Pull out every line containing the string "一共要付".

========

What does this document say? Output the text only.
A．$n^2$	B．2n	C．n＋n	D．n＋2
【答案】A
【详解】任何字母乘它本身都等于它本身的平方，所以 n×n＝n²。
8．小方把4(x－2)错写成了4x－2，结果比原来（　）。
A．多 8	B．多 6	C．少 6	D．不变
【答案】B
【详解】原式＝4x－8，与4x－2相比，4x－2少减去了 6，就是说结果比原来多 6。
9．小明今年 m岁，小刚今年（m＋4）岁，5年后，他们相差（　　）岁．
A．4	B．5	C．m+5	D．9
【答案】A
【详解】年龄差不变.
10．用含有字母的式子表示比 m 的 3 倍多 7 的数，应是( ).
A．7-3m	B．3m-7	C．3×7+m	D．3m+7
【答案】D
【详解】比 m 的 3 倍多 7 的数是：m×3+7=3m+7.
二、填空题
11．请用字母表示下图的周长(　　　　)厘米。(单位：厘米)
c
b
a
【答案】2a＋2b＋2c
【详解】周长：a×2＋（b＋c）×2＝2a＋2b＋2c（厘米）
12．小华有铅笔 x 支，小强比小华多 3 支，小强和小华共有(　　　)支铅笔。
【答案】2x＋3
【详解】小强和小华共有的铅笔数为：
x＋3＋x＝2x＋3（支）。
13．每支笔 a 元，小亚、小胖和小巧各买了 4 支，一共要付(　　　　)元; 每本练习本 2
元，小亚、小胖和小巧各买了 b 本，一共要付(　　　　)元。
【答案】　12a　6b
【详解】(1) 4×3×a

========

▶ Written solution:
13．每支笔 a 元，小亚、小胖和小巧各买了 4 支，一共要付(　　　　)元; 每本练习本 2
元，小亚、小胖和小巧各买了 b 本，一共要付(　　　　)元。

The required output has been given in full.